TASK DETAILS >> Return the records exactly as they are.

--- Start ---

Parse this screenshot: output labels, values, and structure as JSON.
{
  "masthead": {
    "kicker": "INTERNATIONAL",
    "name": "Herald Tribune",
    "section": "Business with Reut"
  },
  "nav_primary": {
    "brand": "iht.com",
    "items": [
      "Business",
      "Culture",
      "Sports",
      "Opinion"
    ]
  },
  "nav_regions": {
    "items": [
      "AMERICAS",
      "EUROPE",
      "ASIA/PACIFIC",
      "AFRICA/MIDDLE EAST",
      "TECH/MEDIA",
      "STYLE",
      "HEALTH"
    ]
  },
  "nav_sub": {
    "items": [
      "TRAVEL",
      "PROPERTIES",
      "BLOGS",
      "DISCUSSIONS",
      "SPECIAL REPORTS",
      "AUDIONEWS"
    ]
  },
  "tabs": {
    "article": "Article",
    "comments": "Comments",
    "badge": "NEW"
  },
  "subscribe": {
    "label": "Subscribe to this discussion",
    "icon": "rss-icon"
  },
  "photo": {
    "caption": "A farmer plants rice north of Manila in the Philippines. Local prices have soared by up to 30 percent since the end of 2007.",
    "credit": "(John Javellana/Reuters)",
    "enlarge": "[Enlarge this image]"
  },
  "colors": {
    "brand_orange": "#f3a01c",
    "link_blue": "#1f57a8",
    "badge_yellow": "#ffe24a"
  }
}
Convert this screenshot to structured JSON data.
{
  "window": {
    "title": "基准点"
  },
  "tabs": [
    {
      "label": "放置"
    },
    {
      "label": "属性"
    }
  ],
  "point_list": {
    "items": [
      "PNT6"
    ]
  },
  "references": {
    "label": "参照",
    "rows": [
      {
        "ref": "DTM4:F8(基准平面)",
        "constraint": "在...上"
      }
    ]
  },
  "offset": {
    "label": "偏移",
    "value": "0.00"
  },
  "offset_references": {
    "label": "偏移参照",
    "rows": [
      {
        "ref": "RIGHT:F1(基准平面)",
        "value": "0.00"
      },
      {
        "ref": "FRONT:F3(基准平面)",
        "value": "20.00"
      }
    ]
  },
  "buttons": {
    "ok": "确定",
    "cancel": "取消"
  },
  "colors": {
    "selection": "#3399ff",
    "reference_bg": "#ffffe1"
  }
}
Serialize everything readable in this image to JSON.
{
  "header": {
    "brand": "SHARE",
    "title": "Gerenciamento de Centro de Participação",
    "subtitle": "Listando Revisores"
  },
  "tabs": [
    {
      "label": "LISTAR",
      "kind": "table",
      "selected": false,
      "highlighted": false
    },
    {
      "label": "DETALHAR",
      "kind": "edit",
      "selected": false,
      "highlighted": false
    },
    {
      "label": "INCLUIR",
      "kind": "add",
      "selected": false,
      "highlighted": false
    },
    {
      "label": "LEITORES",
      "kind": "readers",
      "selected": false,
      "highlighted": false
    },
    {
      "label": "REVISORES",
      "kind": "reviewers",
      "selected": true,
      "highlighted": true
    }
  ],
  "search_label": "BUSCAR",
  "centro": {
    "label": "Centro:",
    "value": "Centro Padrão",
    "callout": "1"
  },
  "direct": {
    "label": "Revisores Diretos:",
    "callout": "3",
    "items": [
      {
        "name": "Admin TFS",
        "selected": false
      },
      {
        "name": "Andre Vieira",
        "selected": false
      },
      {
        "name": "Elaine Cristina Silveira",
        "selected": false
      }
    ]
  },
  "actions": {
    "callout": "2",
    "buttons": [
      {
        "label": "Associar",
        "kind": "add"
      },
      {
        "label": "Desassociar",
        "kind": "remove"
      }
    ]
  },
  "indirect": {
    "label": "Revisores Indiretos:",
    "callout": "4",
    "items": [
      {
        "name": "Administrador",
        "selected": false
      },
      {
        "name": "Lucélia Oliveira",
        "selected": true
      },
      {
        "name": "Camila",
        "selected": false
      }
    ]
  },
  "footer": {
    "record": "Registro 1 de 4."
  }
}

--- End ---

RESPONSE >>
Parse this screenshot: output labels, values, and structure as JSON.
{
  "masthead": {
    "kicker": "INTERNATIONAL",
    "name": "Herald Tribune",
    "section": "Business with Reut"
  },
  "nav_primary": {
    "brand": "iht.com",
    "items": [
      "Business",
      "Culture",
      "Sports",
      "Opinion"
    ]
  },
  "nav_regions": {
    "items": [
      "AMERICAS",
      "EUROPE",
      "ASIA/PACIFIC",
      "AFRICA/MIDDLE EAST",
      "TECH/MEDIA",
      "STYLE",
      "HEALTH"
    ]
  },
  "nav_sub": {
    "items": [
      "TRAVEL",
      "PROPERTIES",
      "BLOGS",
      "DISCUSSIONS",
      "SPECIAL REPORTS",
      "AUDIONEWS"
    ]
  },
  "tabs": {
    "article": "Article",
    "comments": "Comments",
    "badge": "NEW"
  },
  "subscribe": {
    "label": "Subscribe to this discussion",
    "icon": "rss-icon"
  },
  "photo": {
    "caption": "A farmer plants rice north of Manila in the Philippines. Local prices have soared by up to 30 percent since the end of 2007.",
    "credit": "(John Javellana/Reuters)",
    "enlarge": "[Enlarge this image]"
  },
  "colors": {
    "brand_orange": "#f3a01c",
    "link_blue": "#1f57a8",
    "badge_yellow": "#ffe24a"
  }
}
Convert this screenshot to structured JSON data.
{
  "window": {
    "title": "基准点"
  },
  "tabs": [
    {
      "label": "放置"
    },
    {
      "label": "属性"
    }
  ],
  "point_list": {
    "items": [
      "PNT6"
    ]
  },
  "references": {
    "label": "参照",
    "rows": [
      {
        "ref": "DTM4:F8(基准平面)",
        "constraint": "在...上"
      }
    ]
  },
  "offset": {
    "label": "偏移",
    "value": "0.00"
  },
  "offset_references": {
    "label": "偏移参照",
    "rows": [
      {
        "ref": "RIGHT:F1(基准平面)",
        "value": "0.00"
      },
      {
        "ref": "FRONT:F3(基准平面)",
        "value": "20.00"
      }
    ]
  },
  "buttons": {
    "ok": "确定",
    "cancel": "取消"
  },
  "colors": {
    "selection": "#3399ff",
    "reference_bg": "#ffffe1"
  }
}
Serialize everything readable in this image to JSON.
{
  "header": {
    "brand": "SHARE",
    "title": "Gerenciamento de Centro de Participação",
    "subtitle": "Listando Revisores"
  },
  "tabs": [
    {
      "label": "LISTAR",
      "kind": "table",
      "selected": false,
      "highlighted": false
    },
    {
      "label": "DETALHAR",
      "kind": "edit",
      "selected": false,
      "highlighted": false
    },
    {
      "label": "INCLUIR",
      "kind": "add",
      "selected": false,
      "highlighted": false
    },
    {
      "label": "LEITORES",
      "kind": "readers",
      "selected": false,
      "highlighted": false
    },
    {
      "label": "REVISORES",
      "kind": "reviewers",
      "selected": true,
      "highlighted": true
    }
  ],
  "search_label": "BUSCAR",
  "centro": {
    "label": "Centro:",
    "value": "Centro Padrão",
    "callout": "1"
  },
  "direct": {
    "label": "Revisores Diretos:",
    "callout": "3",
    "items": [
      {
        "name": "Admin TFS",
        "selected": false
      },
      {
        "name": "Andre Vieira",
        "selected": false
      },
      {
        "name": "Elaine Cristina Silveira",
        "selected": false
      }
    ]
  },
  "actions": {
    "callout": "2",
    "buttons": [
      {
        "label": "Associar",
        "kind": "add"
      },
      {
        "label": "Desassociar",
        "kind": "remove"
      }
    ]
  },
  "indirect": {
    "label": "Revisores Indiretos:",
    "callout": "4",
    "items": [
      {
        "name": "Administrador",
        "selected": false
      },
      {
        "name": "Lucélia Oliveira",
        "selected": true
      },
      {
        "name": "Camila",
        "selected": false
      }
    ]
  },
  "footer": {
    "record": "Registro 1 de 4."
  }
}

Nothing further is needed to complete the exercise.